## [REQUIREMENT]
In the copy, include every entry exactly but none of the pictures.

Stored data:
+-------+

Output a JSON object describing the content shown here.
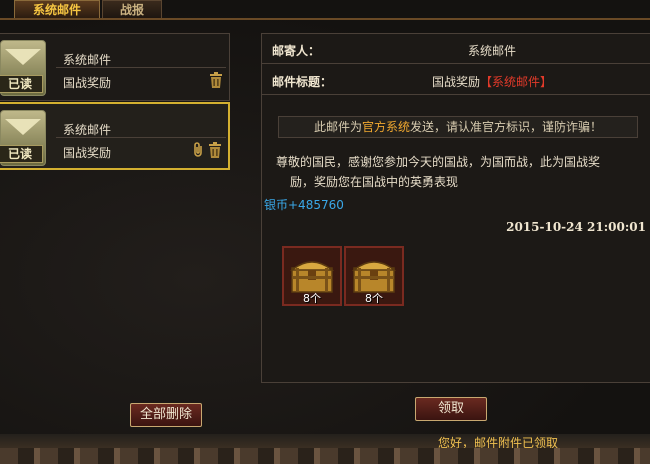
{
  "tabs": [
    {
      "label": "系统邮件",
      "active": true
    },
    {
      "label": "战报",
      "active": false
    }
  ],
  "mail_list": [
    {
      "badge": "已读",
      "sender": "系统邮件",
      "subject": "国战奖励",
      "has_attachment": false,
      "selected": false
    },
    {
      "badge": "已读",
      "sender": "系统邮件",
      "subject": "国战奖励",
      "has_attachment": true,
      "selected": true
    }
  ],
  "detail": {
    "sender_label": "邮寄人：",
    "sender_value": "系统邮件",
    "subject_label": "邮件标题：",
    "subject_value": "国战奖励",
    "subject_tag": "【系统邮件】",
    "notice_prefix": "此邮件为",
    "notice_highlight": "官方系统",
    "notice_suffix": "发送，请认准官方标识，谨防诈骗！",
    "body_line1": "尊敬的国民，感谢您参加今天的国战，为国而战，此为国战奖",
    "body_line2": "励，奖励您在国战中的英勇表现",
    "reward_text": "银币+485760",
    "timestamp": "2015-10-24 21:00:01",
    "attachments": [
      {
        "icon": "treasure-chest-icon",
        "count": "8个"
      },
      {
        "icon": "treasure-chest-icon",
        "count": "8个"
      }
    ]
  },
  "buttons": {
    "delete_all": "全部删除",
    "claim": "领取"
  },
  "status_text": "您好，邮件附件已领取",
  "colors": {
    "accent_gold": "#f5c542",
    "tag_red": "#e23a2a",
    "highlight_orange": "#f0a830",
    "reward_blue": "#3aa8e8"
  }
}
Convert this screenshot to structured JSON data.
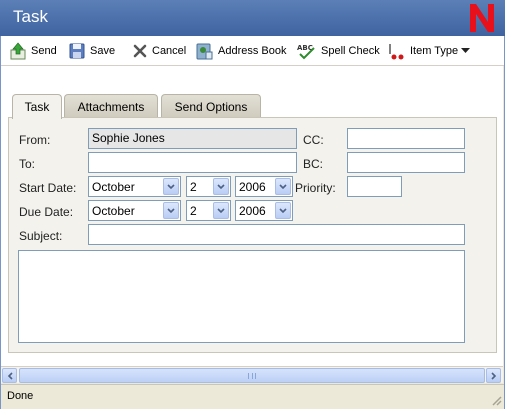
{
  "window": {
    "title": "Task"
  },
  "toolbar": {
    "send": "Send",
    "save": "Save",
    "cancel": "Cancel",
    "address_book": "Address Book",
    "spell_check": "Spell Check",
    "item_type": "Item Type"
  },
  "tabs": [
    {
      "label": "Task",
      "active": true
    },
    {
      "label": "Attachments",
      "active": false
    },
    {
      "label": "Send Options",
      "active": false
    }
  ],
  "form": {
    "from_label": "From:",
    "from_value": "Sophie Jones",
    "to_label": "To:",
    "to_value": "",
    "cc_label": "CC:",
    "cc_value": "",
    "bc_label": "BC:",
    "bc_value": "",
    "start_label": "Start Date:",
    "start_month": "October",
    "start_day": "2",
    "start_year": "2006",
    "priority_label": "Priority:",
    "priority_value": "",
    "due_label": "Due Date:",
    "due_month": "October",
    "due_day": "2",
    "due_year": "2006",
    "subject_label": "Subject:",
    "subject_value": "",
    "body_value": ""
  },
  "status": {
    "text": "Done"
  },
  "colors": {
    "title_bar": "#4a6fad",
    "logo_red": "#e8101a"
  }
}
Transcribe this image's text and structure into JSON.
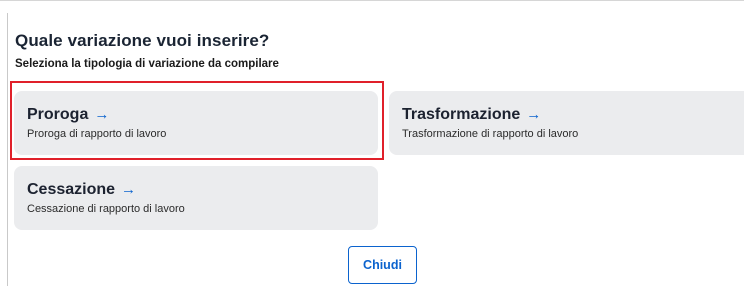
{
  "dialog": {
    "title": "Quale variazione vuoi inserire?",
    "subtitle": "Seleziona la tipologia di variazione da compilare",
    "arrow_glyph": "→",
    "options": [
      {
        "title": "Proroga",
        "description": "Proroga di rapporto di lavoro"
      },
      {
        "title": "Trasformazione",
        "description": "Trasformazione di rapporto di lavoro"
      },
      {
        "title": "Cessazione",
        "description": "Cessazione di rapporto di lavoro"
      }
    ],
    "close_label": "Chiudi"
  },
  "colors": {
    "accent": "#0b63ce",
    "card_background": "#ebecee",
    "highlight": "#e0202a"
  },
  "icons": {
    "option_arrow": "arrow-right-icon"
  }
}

+-------+

## [REPLY]
Output a JSON object describing the content shown here.
{
  "tabs": [
    {
      "label": "系统邮件",
      "active": true
    },
    {
      "label": "战报",
      "active": false
    }
  ],
  "mail_list": [
    {
      "badge": "已读",
      "sender": "系统邮件",
      "subject": "国战奖励",
      "has_attachment": false,
      "selected": false
    },
    {
      "badge": "已读",
      "sender": "系统邮件",
      "subject": "国战奖励",
      "has_attachment": true,
      "selected": true
    }
  ],
  "detail": {
    "sender_label": "邮寄人：",
    "sender_value": "系统邮件",
    "subject_label": "邮件标题：",
    "subject_value": "国战奖励",
    "subject_tag": "【系统邮件】",
    "notice_prefix": "此邮件为",
    "notice_highlight": "官方系统",
    "notice_suffix": "发送，请认准官方标识，谨防诈骗！",
    "body_line1": "尊敬的国民，感谢您参加今天的国战，为国而战，此为国战奖",
    "body_line2": "励，奖励您在国战中的英勇表现",
    "reward_text": "银币+485760",
    "timestamp": "2015-10-24 21:00:01",
    "attachments": [
      {
        "icon": "treasure-chest-icon",
        "count": "8个"
      },
      {
        "icon": "treasure-chest-icon",
        "count": "8个"
      }
    ]
  },
  "buttons": {
    "delete_all": "全部删除",
    "claim": "领取"
  },
  "status_text": "您好，邮件附件已领取",
  "colors": {
    "accent_gold": "#f5c542",
    "tag_red": "#e23a2a",
    "highlight_orange": "#f0a830",
    "reward_blue": "#3aa8e8"
  }
}
Convert this screenshot to structured JSON data.
{
  "window": {
    "title": "Task"
  },
  "toolbar": {
    "send": "Send",
    "save": "Save",
    "cancel": "Cancel",
    "address_book": "Address Book",
    "spell_check": "Spell Check",
    "item_type": "Item Type"
  },
  "tabs": [
    {
      "label": "Task",
      "active": true
    },
    {
      "label": "Attachments",
      "active": false
    },
    {
      "label": "Send Options",
      "active": false
    }
  ],
  "form": {
    "from_label": "From:",
    "from_value": "Sophie Jones",
    "to_label": "To:",
    "to_value": "",
    "cc_label": "CC:",
    "cc_value": "",
    "bc_label": "BC:",
    "bc_value": "",
    "start_label": "Start Date:",
    "start_month": "October",
    "start_day": "2",
    "start_year": "2006",
    "priority_label": "Priority:",
    "priority_value": "",
    "due_label": "Due Date:",
    "due_month": "October",
    "due_day": "2",
    "due_year": "2006",
    "subject_label": "Subject:",
    "subject_value": "",
    "body_value": ""
  },
  "status": {
    "text": "Done"
  },
  "colors": {
    "title_bar": "#4a6fad",
    "logo_red": "#e8101a"
  }
}
Transcribe this image's text and structure into JSON.
{
  "dialog": {
    "title": "Quale variazione vuoi inserire?",
    "subtitle": "Seleziona la tipologia di variazione da compilare",
    "arrow_glyph": "→",
    "options": [
      {
        "title": "Proroga",
        "description": "Proroga di rapporto di lavoro"
      },
      {
        "title": "Trasformazione",
        "description": "Trasformazione di rapporto di lavoro"
      },
      {
        "title": "Cessazione",
        "description": "Cessazione di rapporto di lavoro"
      }
    ],
    "close_label": "Chiudi"
  },
  "colors": {
    "accent": "#0b63ce",
    "card_background": "#ebecee",
    "highlight": "#e0202a"
  },
  "icons": {
    "option_arrow": "arrow-right-icon"
  }
}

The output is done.